Start PROVIDED RECORDS

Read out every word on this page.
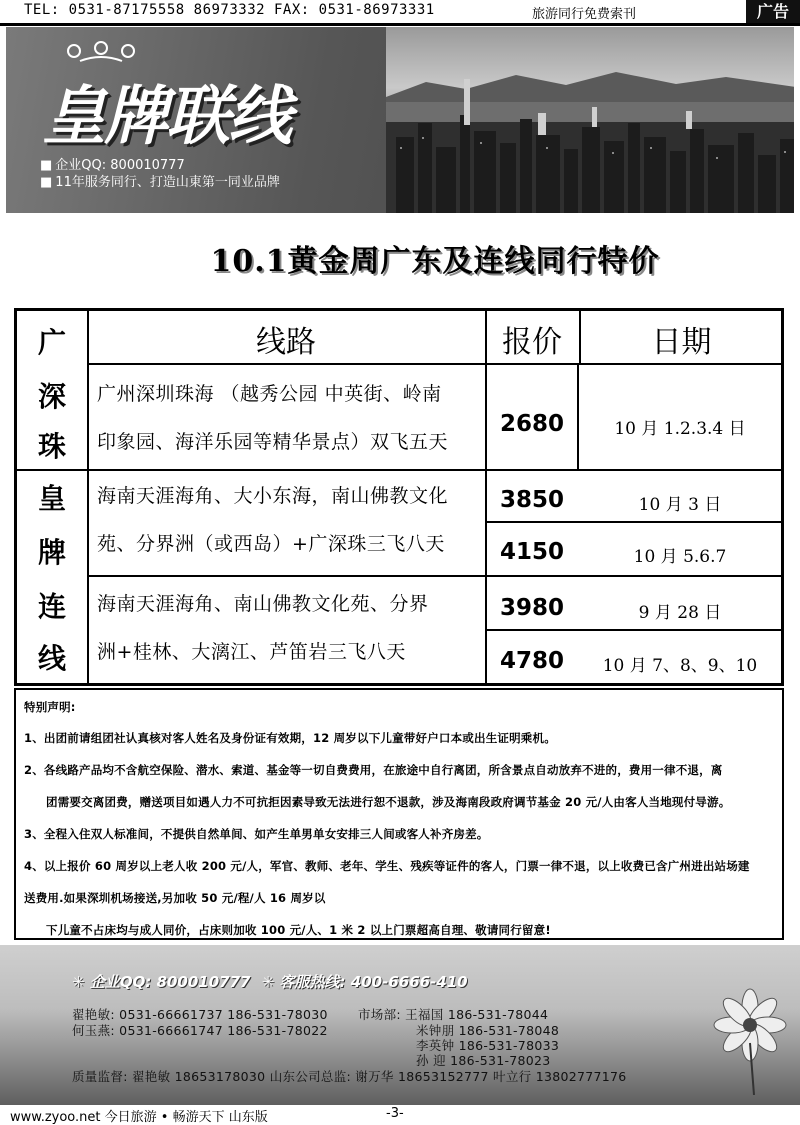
TEL: 0531-87175558 86973332 FAX: 0531-86973331	旅游同行免费索刊	广告
皇牌联线
■ 企业QQ: 800010777
■ 11年服务同行、打造山東第一同业品牌
10.1黄金周广东及连线同行特价
线路	报价	日期
广
深
珠
皇
牌
连
线
广州深圳珠海 （越秀公园 中英街、岭南
印象园、海洋乐园等精华景点）双飞五天
2680	10 月 1.2.3.4 日
海南天涯海角、大小东海，南山佛教文化
苑、分界洲（或西岛）+广深珠三飞八天
3850	10 月 3 日
4150	10 月 5.6.7
海南天涯海角、南山佛教文化苑、分界
洲+桂林、大漓江、芦笛岩三飞八天
3980	9 月 28 日
4780	10 月 7、8、9、10
特别声明:
1、出团前请组团社认真核对客人姓名及身份证有效期，12 周岁以下儿童带好户口本或出生证明乘机。
2、各线路产品均不含航空保险、潜水、索道、基金等一切自费费用，在旅途中自行离团，所含景点自动放弃不进的，费用一律不退，离
团需要交离团费，赠送项目如遇人力不可抗拒因素导致无法进行恕不退款，涉及海南段政府调节基金 20 元/人由客人当地现付导游。
3、全程入住双人标准间，不提供自然单间、如产生单男单女安排三人间或客人补齐房差。
4、以上报价 60 周岁以上老人收 200 元/人，军官、教师、老年、学生、残疾等证件的客人，门票一律不退，以上收费已含广州进出站场建
送费用.如果深圳机场接送,另加收 50 元/程/人 16 周岁以
下儿童不占床均与成人同价，占床则加收 100 元/人、1 米 2 以上门票超高自理、敬请同行留意!
✳ 企业QQ: 800010777 ✳ 客服热线: 400-6666-410
翟艳敏: 0531-66661737 186-531-78030
何玉燕: 0531-66661747 186-531-78022
市场部: 王福国 186-531-78044
米钟朋 186-531-78048
李英钟 186-531-78033
孙 迎 186-531-78023
质量监督: 翟艳敏 18653178030 山东公司总监: 谢万华 18653152777 叶立行 13802777176
www.zyoo.net 今日旅游 • 畅游天下 山东版	-3-
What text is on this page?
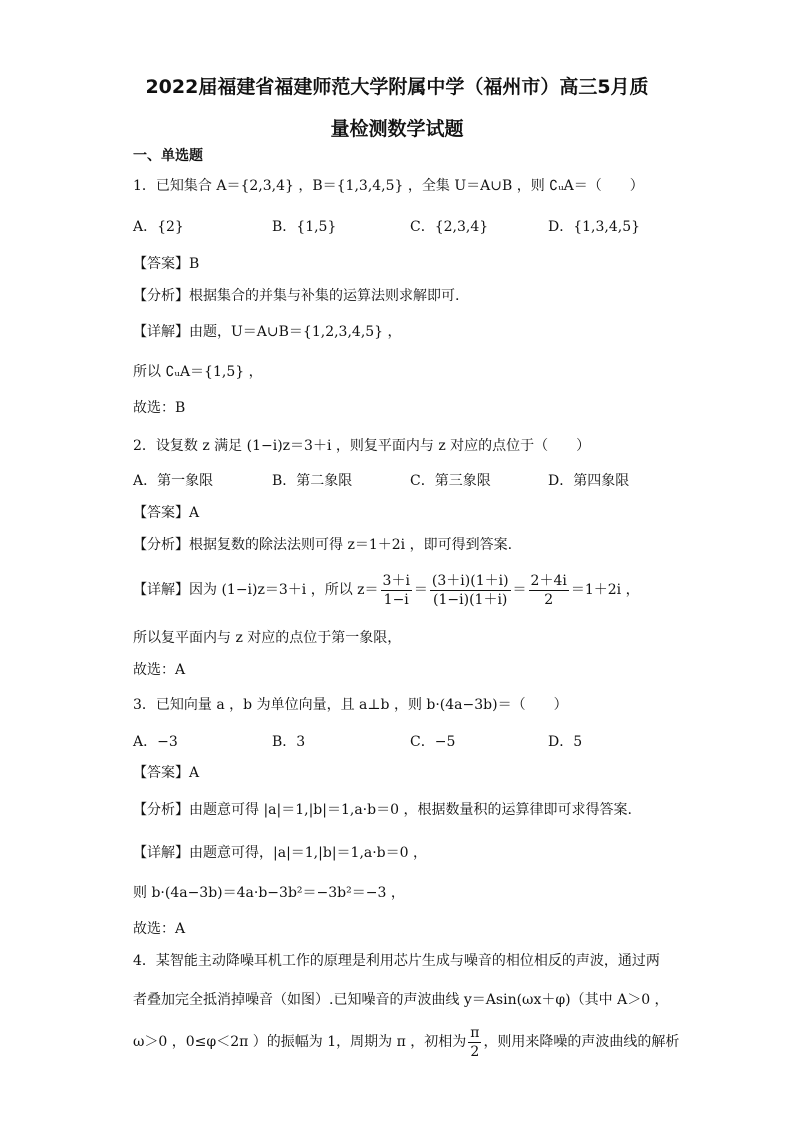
2022届福建省福建师范大学附属中学（福州市）高三5月质
量检测数学试题
一、单选题
1．已知集合 A＝{2,3,4} ，B＝{1,3,4,5} ，全集 U＝A∪B ，则 ∁ᵤA＝（　　）
A．{2}	B．{1,5}	C．{2,3,4}	D．{1,3,4,5}
【答案】B
【分析】根据集合的并集与补集的运算法则求解即可.
【详解】由题，U＝A∪B＝{1,2,3,4,5} ，
所以 ∁ᵤA＝{1,5} ，
故选：B
2．设复数 z 满足 (1−i)z＝3＋i ，则复平面内与 z 对应的点位于（　　）
A．第一象限	B．第二象限	C．第三象限	D．第四象限
【答案】A
【分析】根据复数的除法法则可得 z＝1＋2i ，即可得到答案.
【详解】因为 (1−i)z＝3＋i ，所以 $z= \frac{3+i}{1-i} = \frac{(3+i)(1+i)}{(1-i)(1+i)} = \frac{2+4i}{2} =1+2i$ ，
所以复平面内与 z 对应的点位于第一象限，
故选：A
3．已知向量 a ，b 为单位向量，且 a⊥b ，则 b·(4a−3b)＝（　　）
A．−3	B．3	C．−5	D．5
【答案】A
【分析】由题意可得 |a|＝1,|b|＝1,a·b＝0 ，根据数量积的运算律即可求得答案.
【详解】由题意可得，|a|＝1,|b|＝1,a·b＝0 ，
则 b·(4a−3b)＝4a·b−3b²＝−3b²＝−3 ，
故选：A
4．某智能主动降噪耳机工作的原理是利用芯片生成与噪音的相位相反的声波，通过两
者叠加完全抵消掉噪音（如图）.已知噪音的声波曲线 y＝Asin(ωx＋φ)（其中 A＞0 ，
ω＞0 ，0≤φ＜2π ）的振幅为 1，周期为 π ，初相为 $\frac{\pi}{2}$ ，则用来降噪的声波曲线的解析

End PROVIDED RECORDS

• [DESCRIPTION OF THE TASK]
Quote the entries above word for word. Leave the images out.

• [IN RESPONSE]
Read out every word on this page.
TEL: 0531-87175558 86973332 FAX: 0531-86973331	旅游同行免费索刊	广告
皇牌联线
■ 企业QQ: 800010777
■ 11年服务同行、打造山東第一同业品牌
10.1黄金周广东及连线同行特价
线路	报价	日期
广
深
珠
皇
牌
连
线
广州深圳珠海 （越秀公园 中英街、岭南
印象园、海洋乐园等精华景点）双飞五天
2680	10 月 1.2.3.4 日
海南天涯海角、大小东海，南山佛教文化
苑、分界洲（或西岛）+广深珠三飞八天
3850	10 月 3 日
4150	10 月 5.6.7
海南天涯海角、南山佛教文化苑、分界
洲+桂林、大漓江、芦笛岩三飞八天
3980	9 月 28 日
4780	10 月 7、8、9、10
特别声明:
1、出团前请组团社认真核对客人姓名及身份证有效期，12 周岁以下儿童带好户口本或出生证明乘机。
2、各线路产品均不含航空保险、潜水、索道、基金等一切自费费用，在旅途中自行离团，所含景点自动放弃不进的，费用一律不退，离
团需要交离团费，赠送项目如遇人力不可抗拒因素导致无法进行恕不退款，涉及海南段政府调节基金 20 元/人由客人当地现付导游。
3、全程入住双人标准间，不提供自然单间、如产生单男单女安排三人间或客人补齐房差。
4、以上报价 60 周岁以上老人收 200 元/人，军官、教师、老年、学生、残疾等证件的客人，门票一律不退，以上收费已含广州进出站场建
送费用.如果深圳机场接送,另加收 50 元/程/人 16 周岁以
下儿童不占床均与成人同价，占床则加收 100 元/人、1 米 2 以上门票超高自理、敬请同行留意!
✳ 企业QQ: 800010777 ✳ 客服热线: 400-6666-410
翟艳敏: 0531-66661737 186-531-78030
何玉燕: 0531-66661747 186-531-78022
市场部: 王福国 186-531-78044
米钟朋 186-531-78048
李英钟 186-531-78033
孙 迎 186-531-78023
质量监督: 翟艳敏 18653178030 山东公司总监: 谢万华 18653152777 叶立行 13802777176
www.zyoo.net 今日旅游 • 畅游天下 山东版	-3-
What text is on this page?
2022届福建省福建师范大学附属中学（福州市）高三5月质
量检测数学试题
一、单选题
1．已知集合 A＝{2,3,4} ，B＝{1,3,4,5} ，全集 U＝A∪B ，则 ∁ᵤA＝（　　）
A．{2}	B．{1,5}	C．{2,3,4}	D．{1,3,4,5}
【答案】B
【分析】根据集合的并集与补集的运算法则求解即可.
【详解】由题，U＝A∪B＝{1,2,3,4,5} ，
所以 ∁ᵤA＝{1,5} ，
故选：B
2．设复数 z 满足 (1−i)z＝3＋i ，则复平面内与 z 对应的点位于（　　）
A．第一象限	B．第二象限	C．第三象限	D．第四象限
【答案】A
【分析】根据复数的除法法则可得 z＝1＋2i ，即可得到答案.
【详解】因为 (1−i)z＝3＋i ，所以 $z= \frac{3+i}{1-i} = \frac{(3+i)(1+i)}{(1-i)(1+i)} = \frac{2+4i}{2} =1+2i$ ，
所以复平面内与 z 对应的点位于第一象限，
故选：A
3．已知向量 a ，b 为单位向量，且 a⊥b ，则 b·(4a−3b)＝（　　）
A．−3	B．3	C．−5	D．5
【答案】A
【分析】由题意可得 |a|＝1,|b|＝1,a·b＝0 ，根据数量积的运算律即可求得答案.
【详解】由题意可得，|a|＝1,|b|＝1,a·b＝0 ，
则 b·(4a−3b)＝4a·b−3b²＝−3b²＝−3 ，
故选：A
4．某智能主动降噪耳机工作的原理是利用芯片生成与噪音的相位相反的声波，通过两
者叠加完全抵消掉噪音（如图）.已知噪音的声波曲线 y＝Asin(ωx＋φ)（其中 A＞0 ，
ω＞0 ，0≤φ＜2π ）的振幅为 1，周期为 π ，初相为 $\frac{\pi}{2}$ ，则用来降噪的声波曲线的解析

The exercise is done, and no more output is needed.